Exercise objective:
From the listing below, extract every line containing "while".

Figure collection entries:
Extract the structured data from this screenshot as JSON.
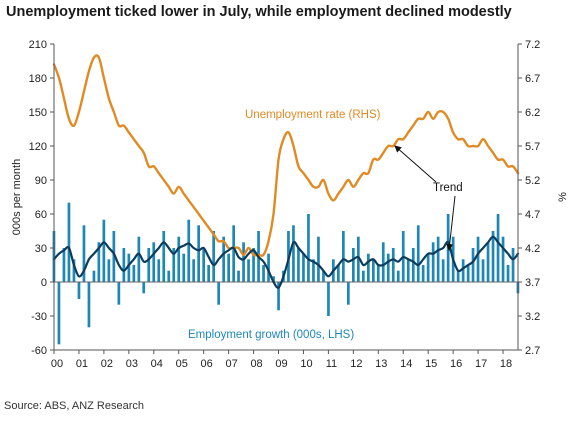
{
  "title": "Unemployment ticked lower in July, while employment declined modestly",
  "source": "Source: ABS, ANZ Research",
  "chart_data": {
    "type": "bar",
    "title": "Unemployment ticked lower in July, while employment declined modestly",
    "ylabel": "000s per month",
    "y2label": "%",
    "ylim": [
      -60,
      210
    ],
    "y2lim": [
      2.7,
      7.2
    ],
    "yticks": [
      "210",
      "180",
      "150",
      "120",
      "90",
      "60",
      "30",
      "0",
      "-30",
      "-60"
    ],
    "y2ticks": [
      "7.2",
      "6.7",
      "6.2",
      "5.7",
      "5.2",
      "4.7",
      "4.2",
      "3.7",
      "3.2",
      "2.7"
    ],
    "xticks": [
      "00",
      "01",
      "02",
      "03",
      "04",
      "05",
      "06",
      "07",
      "08",
      "09",
      "10",
      "11",
      "12",
      "13",
      "14",
      "15",
      "16",
      "17",
      "18"
    ],
    "x_range": [
      2000.0,
      2018.6
    ],
    "grid": false,
    "colors": {
      "employment_bars": "#1f87b5",
      "employment_trend": "#0d3b5c",
      "unemployment": "#e08a23",
      "unemployment_trend": "#cf7512"
    },
    "annotations": {
      "unemployment_label": "Unemployment rate (RHS)",
      "employment_label": "Employment growth (000s, LHS)",
      "trend_label": "Trend"
    },
    "series": [
      {
        "name": "Unemployment rate (RHS)",
        "axis": "right",
        "kind": "line",
        "x": [
          2000.0,
          2000.2,
          2000.4,
          2000.6,
          2000.8,
          2001.0,
          2001.2,
          2001.4,
          2001.6,
          2001.8,
          2002.0,
          2002.2,
          2002.4,
          2002.6,
          2002.8,
          2003.0,
          2003.2,
          2003.4,
          2003.6,
          2003.8,
          2004.0,
          2004.2,
          2004.4,
          2004.6,
          2004.8,
          2005.0,
          2005.2,
          2005.4,
          2005.6,
          2005.8,
          2006.0,
          2006.2,
          2006.4,
          2006.6,
          2006.8,
          2007.0,
          2007.2,
          2007.4,
          2007.6,
          2007.8,
          2008.0,
          2008.2,
          2008.4,
          2008.6,
          2008.8,
          2009.0,
          2009.2,
          2009.4,
          2009.6,
          2009.8,
          2010.0,
          2010.2,
          2010.4,
          2010.6,
          2010.8,
          2011.0,
          2011.2,
          2011.4,
          2011.6,
          2011.8,
          2012.0,
          2012.2,
          2012.4,
          2012.6,
          2012.8,
          2013.0,
          2013.2,
          2013.4,
          2013.6,
          2013.8,
          2014.0,
          2014.2,
          2014.4,
          2014.6,
          2014.8,
          2015.0,
          2015.2,
          2015.4,
          2015.6,
          2015.8,
          2016.0,
          2016.2,
          2016.4,
          2016.6,
          2016.8,
          2017.0,
          2017.2,
          2017.4,
          2017.6,
          2017.8,
          2018.0,
          2018.2,
          2018.4,
          2018.6
        ],
        "values": [
          6.9,
          6.7,
          6.4,
          6.1,
          6.0,
          6.2,
          6.5,
          6.8,
          7.0,
          7.0,
          6.7,
          6.4,
          6.2,
          6.0,
          6.0,
          5.9,
          5.8,
          5.7,
          5.6,
          5.4,
          5.4,
          5.3,
          5.2,
          5.1,
          5.0,
          5.1,
          5.0,
          4.9,
          4.8,
          4.7,
          4.6,
          4.5,
          4.4,
          4.3,
          4.3,
          4.2,
          4.2,
          4.2,
          4.1,
          4.2,
          4.1,
          4.1,
          4.1,
          4.3,
          4.7,
          5.5,
          5.8,
          5.9,
          5.7,
          5.4,
          5.3,
          5.2,
          5.1,
          5.1,
          5.2,
          5.0,
          4.9,
          5.0,
          5.1,
          5.2,
          5.1,
          5.2,
          5.3,
          5.3,
          5.5,
          5.5,
          5.6,
          5.7,
          5.7,
          5.8,
          5.8,
          5.9,
          6.0,
          6.1,
          6.1,
          6.2,
          6.1,
          6.2,
          6.2,
          6.1,
          5.9,
          5.8,
          5.8,
          5.7,
          5.7,
          5.7,
          5.8,
          5.7,
          5.6,
          5.5,
          5.5,
          5.4,
          5.4,
          5.3
        ]
      },
      {
        "name": "Employment growth (000s, LHS)",
        "axis": "left",
        "kind": "bar",
        "x": [
          2000.0,
          2000.2,
          2000.4,
          2000.6,
          2000.8,
          2001.0,
          2001.2,
          2001.4,
          2001.6,
          2001.8,
          2002.0,
          2002.2,
          2002.4,
          2002.6,
          2002.8,
          2003.0,
          2003.2,
          2003.4,
          2003.6,
          2003.8,
          2004.0,
          2004.2,
          2004.4,
          2004.6,
          2004.8,
          2005.0,
          2005.2,
          2005.4,
          2005.6,
          2005.8,
          2006.0,
          2006.2,
          2006.4,
          2006.6,
          2006.8,
          2007.0,
          2007.2,
          2007.4,
          2007.6,
          2007.8,
          2008.0,
          2008.2,
          2008.4,
          2008.6,
          2008.8,
          2009.0,
          2009.2,
          2009.4,
          2009.6,
          2009.8,
          2010.0,
          2010.2,
          2010.4,
          2010.6,
          2010.8,
          2011.0,
          2011.2,
          2011.4,
          2011.6,
          2011.8,
          2012.0,
          2012.2,
          2012.4,
          2012.6,
          2012.8,
          2013.0,
          2013.2,
          2013.4,
          2013.6,
          2013.8,
          2014.0,
          2014.2,
          2014.4,
          2014.6,
          2014.8,
          2015.0,
          2015.2,
          2015.4,
          2015.6,
          2015.8,
          2016.0,
          2016.2,
          2016.4,
          2016.6,
          2016.8,
          2017.0,
          2017.2,
          2017.4,
          2017.6,
          2017.8,
          2018.0,
          2018.2,
          2018.4,
          2018.6
        ],
        "values": [
          45,
          -55,
          30,
          70,
          20,
          -15,
          50,
          -40,
          10,
          35,
          55,
          20,
          45,
          -20,
          30,
          25,
          15,
          40,
          -10,
          30,
          35,
          20,
          45,
          10,
          30,
          40,
          25,
          55,
          20,
          50,
          30,
          15,
          45,
          -20,
          40,
          25,
          50,
          10,
          35,
          20,
          30,
          45,
          15,
          25,
          5,
          -25,
          10,
          45,
          50,
          30,
          25,
          60,
          20,
          40,
          10,
          -30,
          20,
          15,
          45,
          -20,
          30,
          40,
          10,
          25,
          20,
          15,
          35,
          25,
          30,
          10,
          45,
          20,
          30,
          50,
          15,
          25,
          35,
          40,
          20,
          60,
          40,
          10,
          20,
          15,
          30,
          40,
          20,
          35,
          45,
          60,
          40,
          15,
          30,
          -10
        ]
      },
      {
        "name": "Trend",
        "axis": "left",
        "kind": "line",
        "x": [
          2000.0,
          2000.2,
          2000.4,
          2000.6,
          2000.8,
          2001.0,
          2001.2,
          2001.4,
          2001.6,
          2001.8,
          2002.0,
          2002.2,
          2002.4,
          2002.6,
          2002.8,
          2003.0,
          2003.2,
          2003.4,
          2003.6,
          2003.8,
          2004.0,
          2004.2,
          2004.4,
          2004.6,
          2004.8,
          2005.0,
          2005.2,
          2005.4,
          2005.6,
          2005.8,
          2006.0,
          2006.2,
          2006.4,
          2006.6,
          2006.8,
          2007.0,
          2007.2,
          2007.4,
          2007.6,
          2007.8,
          2008.0,
          2008.2,
          2008.4,
          2008.6,
          2008.8,
          2009.0,
          2009.2,
          2009.4,
          2009.6,
          2009.8,
          2010.0,
          2010.2,
          2010.4,
          2010.6,
          2010.8,
          2011.0,
          2011.2,
          2011.4,
          2011.6,
          2011.8,
          2012.0,
          2012.2,
          2012.4,
          2012.6,
          2012.8,
          2013.0,
          2013.2,
          2013.4,
          2013.6,
          2013.8,
          2014.0,
          2014.2,
          2014.4,
          2014.6,
          2014.8,
          2015.0,
          2015.2,
          2015.4,
          2015.6,
          2015.8,
          2016.0,
          2016.2,
          2016.4,
          2016.6,
          2016.8,
          2017.0,
          2017.2,
          2017.4,
          2017.6,
          2017.8,
          2018.0,
          2018.2,
          2018.4,
          2018.6
        ],
        "values": [
          20,
          25,
          28,
          30,
          15,
          5,
          10,
          20,
          25,
          30,
          35,
          30,
          25,
          15,
          10,
          15,
          20,
          25,
          18,
          20,
          25,
          30,
          35,
          30,
          25,
          30,
          32,
          34,
          30,
          28,
          30,
          22,
          15,
          20,
          25,
          28,
          30,
          22,
          20,
          25,
          28,
          22,
          18,
          10,
          0,
          -5,
          5,
          20,
          35,
          30,
          25,
          20,
          18,
          15,
          10,
          5,
          10,
          15,
          20,
          18,
          20,
          22,
          15,
          18,
          20,
          15,
          15,
          18,
          20,
          18,
          22,
          20,
          18,
          15,
          20,
          25,
          25,
          28,
          30,
          35,
          20,
          10,
          12,
          15,
          18,
          25,
          30,
          35,
          40,
          35,
          30,
          25,
          20,
          25
        ]
      }
    ]
  }
}
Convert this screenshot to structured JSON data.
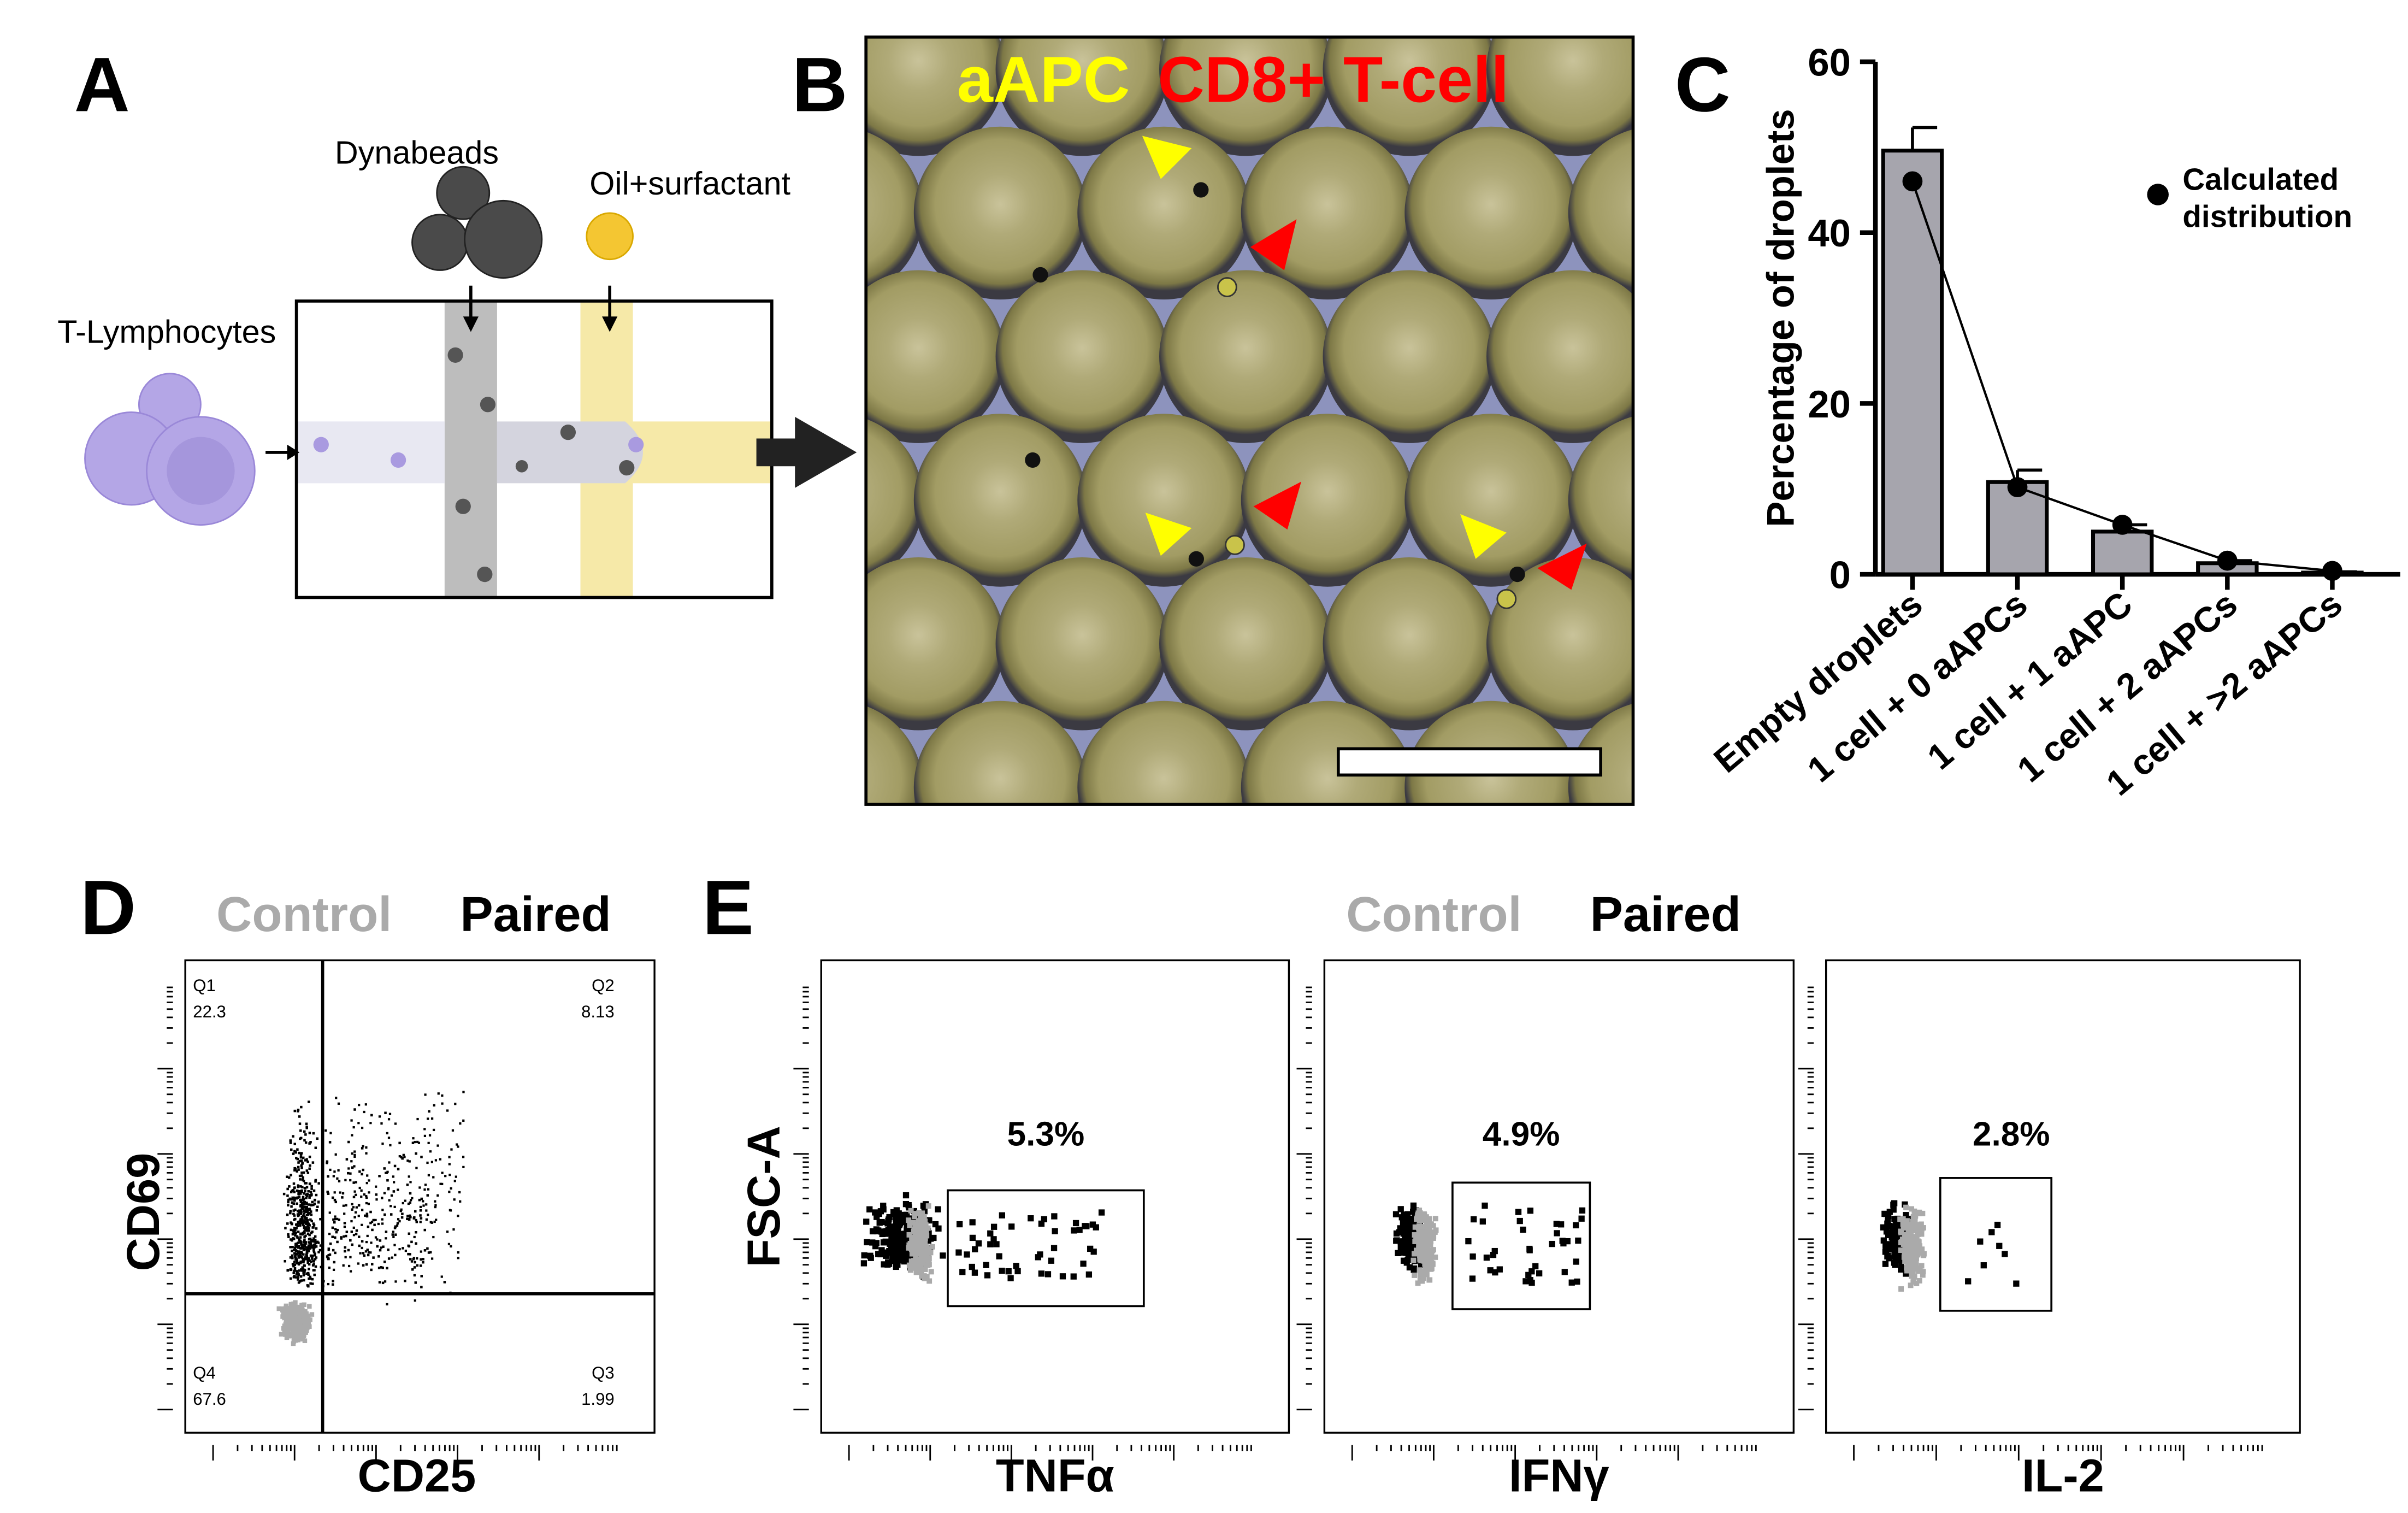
{
  "panels": {
    "A": {
      "label": "A",
      "dynabeads": "Dynabeads",
      "oil": "Oil+surfactant",
      "cells": "T-Lymphocytes"
    },
    "B": {
      "label": "B",
      "legend_1": "aAPC",
      "legend_2": "CD8+ T-cell"
    },
    "D": {
      "label": "D",
      "control": "Control",
      "paired": "Paired",
      "ylabel": "CD69",
      "xlabel": "CD25",
      "quadrants": [
        {
          "name": "Q1",
          "value": 22.3
        },
        {
          "name": "Q2",
          "value": 8.13
        },
        {
          "name": "Q4",
          "value": 67.6
        },
        {
          "name": "Q3",
          "value": 1.99
        }
      ]
    },
    "E": {
      "label": "E",
      "control": "Control",
      "paired": "Paired",
      "ylabel": "FSC-A",
      "plots": [
        {
          "xlabel": "TNFα",
          "gate": "5.3%"
        },
        {
          "xlabel": "IFNγ",
          "gate": "4.9%"
        },
        {
          "xlabel": "IL-2",
          "gate": "2.8%"
        }
      ]
    }
  },
  "chart_data": {
    "type": "bar",
    "panel_label": "C",
    "ylabel": "Percentage of droplets",
    "categories": [
      "Empty droplets",
      "1 cell + 0 aAPCs",
      "1 cell + 1 aAPC",
      "1 cell + 2 aAPCs",
      "1 cell + >2 aAPCs"
    ],
    "values": [
      49.6,
      10.8,
      5.0,
      1.3,
      0.2
    ],
    "errors": [
      2.7,
      1.4,
      0.8,
      0.3,
      0.1
    ],
    "color": "#a6a5ad",
    "line": {
      "name": "Calculated distribution",
      "values": [
        46,
        10.2,
        5.8,
        1.6,
        0.4
      ],
      "color": "#000000"
    },
    "ylim": [
      0,
      60
    ],
    "yticks": [
      0,
      20,
      40,
      60
    ]
  }
}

Finished exercise:
  "title": "Unemployment ticked lower in July, while employment declined modestly",
    "title": "Unemployment ticked lower in July, while employment declined modestly",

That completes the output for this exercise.